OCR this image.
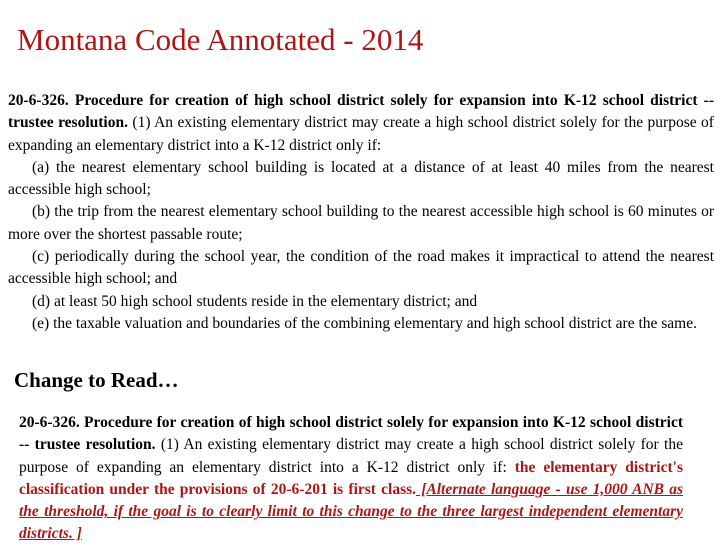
Montana Code Annotated - 2014

20-6-326. Procedure for creation of high school district solely for expansion into K-12 school district -- trustee resolution. (1) An existing elementary district may create a high school district solely for the purpose of expanding an elementary district into a K-12 district only if:

(a) the nearest elementary school building is located at a distance of at least 40 miles from the nearest accessible high school;

(b) the trip from the nearest elementary school building to the nearest accessible high school is 60 minutes or more over the shortest passable route;

(c) periodically during the school year, the condition of the road makes it impractical to attend the nearest accessible high school; and

(d) at least 50 high school students reside in the elementary district; and

(e) the taxable valuation and boundaries of the combining elementary and high school district are the same.

Change to Read…

20-6-326. Procedure for creation of high school district solely for expansion into K-12 school district -- trustee resolution. (1) An existing elementary district may create a high school district solely for the purpose of expanding an elementary district into a K-12 district only if: the elementary district's classification under the provisions of 20-6-201 is first class. [Alternate language - use 1,000 ANB as the threshold, if the goal is to clearly limit to this change to the three largest independent elementary districts. ]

Directions:
Check each line above for the string "accessible" and show the ones that have it.

Expected output:
(a) the nearest elementary school building is located at a distance of at least 40 miles from the nearest accessible high school;
(b) the trip from the nearest elementary school building to the nearest accessible high school is 60 minutes or more over the shortest passable route;
(c) periodically during the school year, the condition of the road makes it impractical to attend the nearest accessible high school; and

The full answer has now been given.